◆ **Exercise goal**:
Copy each line containing the word "August" from the records that follow, please.

[Data records]
▼▼▼

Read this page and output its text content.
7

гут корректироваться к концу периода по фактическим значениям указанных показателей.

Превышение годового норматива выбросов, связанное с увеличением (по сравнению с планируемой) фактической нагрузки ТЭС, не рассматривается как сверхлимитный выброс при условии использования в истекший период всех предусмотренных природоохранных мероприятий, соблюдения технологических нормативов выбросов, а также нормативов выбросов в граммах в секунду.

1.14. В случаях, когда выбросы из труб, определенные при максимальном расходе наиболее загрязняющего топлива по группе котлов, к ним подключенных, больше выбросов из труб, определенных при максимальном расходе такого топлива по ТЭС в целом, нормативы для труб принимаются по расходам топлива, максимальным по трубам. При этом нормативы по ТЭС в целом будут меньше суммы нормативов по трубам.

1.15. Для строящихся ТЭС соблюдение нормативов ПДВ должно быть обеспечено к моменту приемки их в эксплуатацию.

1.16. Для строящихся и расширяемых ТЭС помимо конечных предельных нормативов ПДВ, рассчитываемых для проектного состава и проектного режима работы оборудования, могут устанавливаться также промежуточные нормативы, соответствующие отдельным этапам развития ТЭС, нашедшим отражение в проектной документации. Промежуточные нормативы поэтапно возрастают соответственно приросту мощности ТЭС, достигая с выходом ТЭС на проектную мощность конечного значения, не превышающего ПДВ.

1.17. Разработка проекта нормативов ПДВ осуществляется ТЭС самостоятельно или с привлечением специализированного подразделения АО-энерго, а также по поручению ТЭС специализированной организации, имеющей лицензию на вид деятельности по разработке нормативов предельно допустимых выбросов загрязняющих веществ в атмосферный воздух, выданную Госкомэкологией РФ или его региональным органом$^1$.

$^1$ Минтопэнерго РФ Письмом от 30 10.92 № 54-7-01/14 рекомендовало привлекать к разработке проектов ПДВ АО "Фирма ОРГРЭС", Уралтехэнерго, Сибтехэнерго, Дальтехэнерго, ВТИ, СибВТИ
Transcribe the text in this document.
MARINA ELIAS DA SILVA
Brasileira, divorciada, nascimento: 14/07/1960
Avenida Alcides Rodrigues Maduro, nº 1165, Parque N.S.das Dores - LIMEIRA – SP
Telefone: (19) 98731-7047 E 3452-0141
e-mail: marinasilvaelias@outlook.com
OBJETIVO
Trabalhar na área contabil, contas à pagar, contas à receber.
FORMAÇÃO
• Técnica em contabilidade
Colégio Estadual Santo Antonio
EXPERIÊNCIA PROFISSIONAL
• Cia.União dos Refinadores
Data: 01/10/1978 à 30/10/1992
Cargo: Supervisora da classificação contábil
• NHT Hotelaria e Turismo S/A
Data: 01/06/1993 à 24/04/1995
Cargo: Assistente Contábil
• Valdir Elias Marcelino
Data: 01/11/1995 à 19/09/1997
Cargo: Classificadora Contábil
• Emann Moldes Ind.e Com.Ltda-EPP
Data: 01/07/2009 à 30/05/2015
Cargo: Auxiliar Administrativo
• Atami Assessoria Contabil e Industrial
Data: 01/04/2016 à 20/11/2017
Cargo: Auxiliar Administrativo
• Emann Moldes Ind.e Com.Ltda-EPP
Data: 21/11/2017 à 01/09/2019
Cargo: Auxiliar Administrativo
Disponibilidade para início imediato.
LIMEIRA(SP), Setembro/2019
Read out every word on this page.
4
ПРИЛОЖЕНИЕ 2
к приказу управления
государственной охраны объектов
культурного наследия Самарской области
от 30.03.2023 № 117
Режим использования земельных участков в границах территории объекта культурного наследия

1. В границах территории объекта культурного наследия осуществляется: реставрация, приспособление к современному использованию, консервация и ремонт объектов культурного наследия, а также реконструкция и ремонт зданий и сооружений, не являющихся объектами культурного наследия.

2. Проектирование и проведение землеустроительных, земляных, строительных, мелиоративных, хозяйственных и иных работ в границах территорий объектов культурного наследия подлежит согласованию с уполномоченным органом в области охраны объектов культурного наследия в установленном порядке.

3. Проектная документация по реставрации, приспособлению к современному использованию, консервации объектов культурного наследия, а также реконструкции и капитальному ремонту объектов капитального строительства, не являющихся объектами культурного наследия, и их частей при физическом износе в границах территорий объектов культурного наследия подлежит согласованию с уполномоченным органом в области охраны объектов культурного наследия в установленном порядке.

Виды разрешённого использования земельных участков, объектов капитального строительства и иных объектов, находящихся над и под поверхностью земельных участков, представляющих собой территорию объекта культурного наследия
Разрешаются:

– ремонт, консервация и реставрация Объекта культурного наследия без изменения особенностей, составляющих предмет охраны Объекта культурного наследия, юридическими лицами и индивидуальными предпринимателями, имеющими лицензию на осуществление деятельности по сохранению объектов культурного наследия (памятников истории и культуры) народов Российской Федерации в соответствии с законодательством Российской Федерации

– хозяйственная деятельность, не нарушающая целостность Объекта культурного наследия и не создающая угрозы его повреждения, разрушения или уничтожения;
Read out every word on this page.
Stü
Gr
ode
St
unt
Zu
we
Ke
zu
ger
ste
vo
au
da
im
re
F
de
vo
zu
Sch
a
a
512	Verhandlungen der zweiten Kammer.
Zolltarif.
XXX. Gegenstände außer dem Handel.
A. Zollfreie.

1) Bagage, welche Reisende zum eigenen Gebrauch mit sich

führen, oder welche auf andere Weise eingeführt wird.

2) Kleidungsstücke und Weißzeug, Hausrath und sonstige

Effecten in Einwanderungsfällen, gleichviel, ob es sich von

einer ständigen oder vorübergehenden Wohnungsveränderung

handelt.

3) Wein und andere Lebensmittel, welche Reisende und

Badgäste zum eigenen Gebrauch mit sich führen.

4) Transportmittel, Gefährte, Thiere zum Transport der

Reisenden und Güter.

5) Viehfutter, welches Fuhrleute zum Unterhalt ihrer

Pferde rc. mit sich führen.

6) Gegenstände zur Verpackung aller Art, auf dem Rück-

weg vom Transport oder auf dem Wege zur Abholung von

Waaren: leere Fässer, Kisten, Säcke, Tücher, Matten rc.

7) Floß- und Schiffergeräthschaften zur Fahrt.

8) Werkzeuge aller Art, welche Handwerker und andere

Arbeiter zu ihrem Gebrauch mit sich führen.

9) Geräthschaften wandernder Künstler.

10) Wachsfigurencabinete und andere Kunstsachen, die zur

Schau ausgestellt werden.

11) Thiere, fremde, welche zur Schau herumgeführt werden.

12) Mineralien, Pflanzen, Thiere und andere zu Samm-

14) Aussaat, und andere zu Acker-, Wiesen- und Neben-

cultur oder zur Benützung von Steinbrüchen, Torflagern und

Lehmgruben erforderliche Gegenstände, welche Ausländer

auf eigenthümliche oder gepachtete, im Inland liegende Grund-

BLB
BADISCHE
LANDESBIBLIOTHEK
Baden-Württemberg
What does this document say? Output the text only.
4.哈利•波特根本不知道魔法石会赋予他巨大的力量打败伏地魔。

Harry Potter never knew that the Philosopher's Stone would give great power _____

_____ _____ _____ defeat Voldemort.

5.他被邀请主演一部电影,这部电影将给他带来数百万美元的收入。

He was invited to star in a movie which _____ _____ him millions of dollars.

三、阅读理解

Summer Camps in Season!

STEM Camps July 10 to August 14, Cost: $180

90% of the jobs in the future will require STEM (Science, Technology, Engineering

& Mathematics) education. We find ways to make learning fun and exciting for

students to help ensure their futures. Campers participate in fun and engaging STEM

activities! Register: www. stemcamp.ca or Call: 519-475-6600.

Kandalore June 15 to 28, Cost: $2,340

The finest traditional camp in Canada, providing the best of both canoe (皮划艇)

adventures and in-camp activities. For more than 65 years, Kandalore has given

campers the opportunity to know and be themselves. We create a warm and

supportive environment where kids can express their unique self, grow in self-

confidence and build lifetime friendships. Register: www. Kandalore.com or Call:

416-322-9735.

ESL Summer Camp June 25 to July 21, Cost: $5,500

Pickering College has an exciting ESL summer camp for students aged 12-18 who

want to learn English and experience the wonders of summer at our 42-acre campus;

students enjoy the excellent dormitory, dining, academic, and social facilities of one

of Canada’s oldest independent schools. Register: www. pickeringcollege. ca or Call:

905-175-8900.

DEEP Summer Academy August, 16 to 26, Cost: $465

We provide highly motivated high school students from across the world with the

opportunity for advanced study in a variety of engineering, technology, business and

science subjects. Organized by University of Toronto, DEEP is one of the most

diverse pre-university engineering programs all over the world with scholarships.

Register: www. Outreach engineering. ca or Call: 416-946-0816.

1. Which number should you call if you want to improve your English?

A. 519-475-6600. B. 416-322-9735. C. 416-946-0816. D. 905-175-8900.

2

▲▲▲

◆ **Task result**:
STEM Camps July 10 to August 14, Cost: $180
DEEP Summer Academy August, 16 to 26, Cost: $465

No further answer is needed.